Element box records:
- - - - - - -
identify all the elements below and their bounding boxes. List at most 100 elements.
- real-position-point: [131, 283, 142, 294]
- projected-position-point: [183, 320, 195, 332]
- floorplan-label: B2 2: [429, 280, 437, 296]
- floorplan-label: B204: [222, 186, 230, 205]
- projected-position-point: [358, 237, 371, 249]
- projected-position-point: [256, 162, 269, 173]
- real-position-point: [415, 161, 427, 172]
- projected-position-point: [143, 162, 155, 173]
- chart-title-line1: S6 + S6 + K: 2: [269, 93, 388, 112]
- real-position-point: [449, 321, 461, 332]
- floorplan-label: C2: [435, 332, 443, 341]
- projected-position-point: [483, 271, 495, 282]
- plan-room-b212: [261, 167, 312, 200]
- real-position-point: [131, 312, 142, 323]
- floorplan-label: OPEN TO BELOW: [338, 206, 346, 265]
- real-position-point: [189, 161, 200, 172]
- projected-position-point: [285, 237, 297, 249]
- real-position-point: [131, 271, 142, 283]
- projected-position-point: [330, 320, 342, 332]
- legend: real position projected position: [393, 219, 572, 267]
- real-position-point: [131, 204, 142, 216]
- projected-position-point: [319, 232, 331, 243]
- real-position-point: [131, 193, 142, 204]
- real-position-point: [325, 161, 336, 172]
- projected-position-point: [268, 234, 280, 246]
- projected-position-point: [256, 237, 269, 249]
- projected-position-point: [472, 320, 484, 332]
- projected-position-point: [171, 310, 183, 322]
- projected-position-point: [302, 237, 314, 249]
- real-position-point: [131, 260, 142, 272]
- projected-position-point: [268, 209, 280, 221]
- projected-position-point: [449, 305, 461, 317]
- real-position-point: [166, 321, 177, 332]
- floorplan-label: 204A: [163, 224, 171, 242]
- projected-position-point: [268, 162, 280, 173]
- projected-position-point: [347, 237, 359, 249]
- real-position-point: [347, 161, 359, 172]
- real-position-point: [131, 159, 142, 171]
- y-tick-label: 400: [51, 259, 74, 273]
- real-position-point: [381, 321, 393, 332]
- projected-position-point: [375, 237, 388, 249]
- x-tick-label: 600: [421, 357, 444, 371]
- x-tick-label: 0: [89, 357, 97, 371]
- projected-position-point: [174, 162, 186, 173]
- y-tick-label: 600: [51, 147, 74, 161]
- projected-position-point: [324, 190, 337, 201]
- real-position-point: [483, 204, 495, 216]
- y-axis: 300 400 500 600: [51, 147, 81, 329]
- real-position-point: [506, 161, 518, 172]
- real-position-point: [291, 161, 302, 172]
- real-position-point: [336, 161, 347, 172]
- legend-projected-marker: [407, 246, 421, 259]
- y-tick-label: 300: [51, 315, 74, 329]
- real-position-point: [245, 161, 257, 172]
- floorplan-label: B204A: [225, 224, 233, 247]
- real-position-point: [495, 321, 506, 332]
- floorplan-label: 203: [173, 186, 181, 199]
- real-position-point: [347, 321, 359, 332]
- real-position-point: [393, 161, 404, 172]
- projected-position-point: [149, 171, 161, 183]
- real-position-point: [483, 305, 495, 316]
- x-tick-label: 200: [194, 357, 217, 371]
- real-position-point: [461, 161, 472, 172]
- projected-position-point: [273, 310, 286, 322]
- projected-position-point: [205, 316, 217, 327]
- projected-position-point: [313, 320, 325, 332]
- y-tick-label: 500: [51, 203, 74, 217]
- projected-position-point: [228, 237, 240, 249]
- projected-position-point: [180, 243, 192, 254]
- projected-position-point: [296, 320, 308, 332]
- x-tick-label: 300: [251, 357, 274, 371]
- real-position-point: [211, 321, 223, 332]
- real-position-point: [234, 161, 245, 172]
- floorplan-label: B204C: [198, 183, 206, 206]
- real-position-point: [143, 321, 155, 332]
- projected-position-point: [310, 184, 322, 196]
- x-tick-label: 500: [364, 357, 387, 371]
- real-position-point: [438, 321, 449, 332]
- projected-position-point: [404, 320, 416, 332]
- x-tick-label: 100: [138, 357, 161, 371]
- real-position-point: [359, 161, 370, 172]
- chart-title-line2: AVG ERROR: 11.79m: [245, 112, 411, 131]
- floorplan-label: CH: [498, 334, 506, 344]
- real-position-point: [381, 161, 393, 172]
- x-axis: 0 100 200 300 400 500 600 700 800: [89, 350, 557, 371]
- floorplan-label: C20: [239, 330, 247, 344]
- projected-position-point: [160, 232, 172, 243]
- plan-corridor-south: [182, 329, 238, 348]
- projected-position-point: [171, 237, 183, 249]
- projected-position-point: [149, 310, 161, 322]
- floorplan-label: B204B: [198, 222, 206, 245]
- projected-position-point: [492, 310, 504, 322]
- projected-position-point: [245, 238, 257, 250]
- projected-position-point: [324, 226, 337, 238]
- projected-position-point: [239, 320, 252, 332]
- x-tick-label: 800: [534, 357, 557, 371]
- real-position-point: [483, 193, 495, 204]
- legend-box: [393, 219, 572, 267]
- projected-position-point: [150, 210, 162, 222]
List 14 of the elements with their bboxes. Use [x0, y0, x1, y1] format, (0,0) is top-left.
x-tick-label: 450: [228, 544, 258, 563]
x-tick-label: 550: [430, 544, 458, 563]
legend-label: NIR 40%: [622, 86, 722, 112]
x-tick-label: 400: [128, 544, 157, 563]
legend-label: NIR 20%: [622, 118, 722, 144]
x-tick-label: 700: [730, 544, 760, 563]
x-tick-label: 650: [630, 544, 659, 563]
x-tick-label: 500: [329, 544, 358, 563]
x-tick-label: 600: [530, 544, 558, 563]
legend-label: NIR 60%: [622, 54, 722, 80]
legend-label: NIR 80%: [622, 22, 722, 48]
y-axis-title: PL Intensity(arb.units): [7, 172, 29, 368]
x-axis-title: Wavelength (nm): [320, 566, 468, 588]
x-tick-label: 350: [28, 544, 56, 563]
- - - - - - -
Do this: Reproduce all of the lines above word for word, with no changes.

Exercise result:
identify all the elements below and their bounding boxes. List at most 100 elements.
- real-position-point: [131, 283, 142, 294]
- projected-position-point: [183, 320, 195, 332]
- floorplan-label: B2 2: [429, 280, 437, 296]
- floorplan-label: B204: [222, 186, 230, 205]
- projected-position-point: [358, 237, 371, 249]
- projected-position-point: [256, 162, 269, 173]
- real-position-point: [415, 161, 427, 172]
- projected-position-point: [143, 162, 155, 173]
- chart-title-line1: S6 + S6 + K: 2: [269, 93, 388, 112]
- real-position-point: [449, 321, 461, 332]
- floorplan-label: C2: [435, 332, 443, 341]
- projected-position-point: [483, 271, 495, 282]
- plan-room-b212: [261, 167, 312, 200]
- real-position-point: [131, 312, 142, 323]
- floorplan-label: OPEN TO BELOW: [338, 206, 346, 265]
- real-position-point: [189, 161, 200, 172]
- projected-position-point: [285, 237, 297, 249]
- real-position-point: [131, 271, 142, 283]
- projected-position-point: [330, 320, 342, 332]
- legend: real position projected position: [393, 219, 572, 267]
- real-position-point: [131, 204, 142, 216]
- projected-position-point: [319, 232, 331, 243]
- real-position-point: [131, 193, 142, 204]
- real-position-point: [325, 161, 336, 172]
- projected-position-point: [268, 234, 280, 246]
- projected-position-point: [256, 237, 269, 249]
- projected-position-point: [472, 320, 484, 332]
- projected-position-point: [171, 310, 183, 322]
- projected-position-point: [302, 237, 314, 249]
- real-position-point: [131, 260, 142, 272]
- projected-position-point: [268, 209, 280, 221]
- projected-position-point: [449, 305, 461, 317]
- real-position-point: [166, 321, 177, 332]
- floorplan-label: 204A: [163, 224, 171, 242]
- projected-position-point: [268, 162, 280, 173]
- projected-position-point: [347, 237, 359, 249]
- real-position-point: [347, 161, 359, 172]
- real-position-point: [131, 159, 142, 171]
- y-tick-label: 400: [51, 259, 74, 273]
- real-position-point: [381, 321, 393, 332]
- projected-position-point: [375, 237, 388, 249]
- x-tick-label: 600: [421, 357, 444, 371]
- x-tick-label: 0: [89, 357, 97, 371]
- projected-position-point: [174, 162, 186, 173]
- y-tick-label: 600: [51, 147, 74, 161]
- projected-position-point: [324, 190, 337, 201]
- real-position-point: [483, 204, 495, 216]
- y-axis: 300 400 500 600: [51, 147, 81, 329]
- real-position-point: [506, 161, 518, 172]
- real-position-point: [291, 161, 302, 172]
- real-position-point: [336, 161, 347, 172]
- legend-projected-marker: [407, 246, 421, 259]
- y-tick-label: 300: [51, 315, 74, 329]
- real-position-point: [245, 161, 257, 172]
- floorplan-label: B204A: [225, 224, 233, 247]
- real-position-point: [495, 321, 506, 332]
- floorplan-label: 203: [173, 186, 181, 199]
- real-position-point: [347, 321, 359, 332]
- real-position-point: [393, 161, 404, 172]
- projected-position-point: [149, 171, 161, 183]
- real-position-point: [483, 305, 495, 316]
- x-tick-label: 200: [194, 357, 217, 371]
- real-position-point: [461, 161, 472, 172]
- projected-position-point: [273, 310, 286, 322]
- projected-position-point: [205, 316, 217, 327]
- projected-position-point: [313, 320, 325, 332]
- y-tick-label: 500: [51, 203, 74, 217]
- projected-position-point: [228, 237, 240, 249]
- projected-position-point: [180, 243, 192, 254]
- projected-position-point: [296, 320, 308, 332]
- x-tick-label: 300: [251, 357, 274, 371]
- real-position-point: [211, 321, 223, 332]
- real-position-point: [234, 161, 245, 172]
- floorplan-label: B204C: [198, 183, 206, 206]
- real-position-point: [143, 321, 155, 332]
- projected-position-point: [310, 184, 322, 196]
- x-tick-label: 500: [364, 357, 387, 371]
- real-position-point: [438, 321, 449, 332]
- projected-position-point: [404, 320, 416, 332]
- x-tick-label: 100: [138, 357, 161, 371]
- real-position-point: [359, 161, 370, 172]
- chart-title-line2: AVG ERROR: 11.79m: [245, 112, 411, 131]
- floorplan-label: CH: [498, 334, 506, 344]
- real-position-point: [381, 161, 393, 172]
- x-axis: 0 100 200 300 400 500 600 700 800: [89, 350, 557, 371]
- floorplan-label: C20: [239, 330, 247, 344]
- projected-position-point: [160, 232, 172, 243]
- plan-corridor-south: [182, 329, 238, 348]
- projected-position-point: [171, 237, 183, 249]
- projected-position-point: [149, 310, 161, 322]
- floorplan-label: B204B: [198, 222, 206, 245]
- projected-position-point: [492, 310, 504, 322]
- projected-position-point: [245, 238, 257, 250]
- projected-position-point: [324, 226, 337, 238]
- projected-position-point: [239, 320, 252, 332]
- x-tick-label: 800: [534, 357, 557, 371]
- real-position-point: [483, 193, 495, 204]
- legend-box: [393, 219, 572, 267]
- projected-position-point: [150, 210, 162, 222]
List 14 of the elements with their bboxes. Use [x0, y0, x1, y1] format, (0,0) is top-left.
x-tick-label: 450: [228, 544, 258, 563]
x-tick-label: 550: [430, 544, 458, 563]
legend-label: NIR 40%: [622, 86, 722, 112]
x-tick-label: 400: [128, 544, 157, 563]
legend-label: NIR 20%: [622, 118, 722, 144]
x-tick-label: 700: [730, 544, 760, 563]
x-tick-label: 650: [630, 544, 659, 563]
x-tick-label: 500: [329, 544, 358, 563]
x-tick-label: 600: [530, 544, 558, 563]
legend-label: NIR 60%: [622, 54, 722, 80]
legend-label: NIR 80%: [622, 22, 722, 48]
y-axis-title: PL Intensity(arb.units): [7, 172, 29, 368]
x-axis-title: Wavelength (nm): [320, 566, 468, 588]
x-tick-label: 350: [28, 544, 56, 563]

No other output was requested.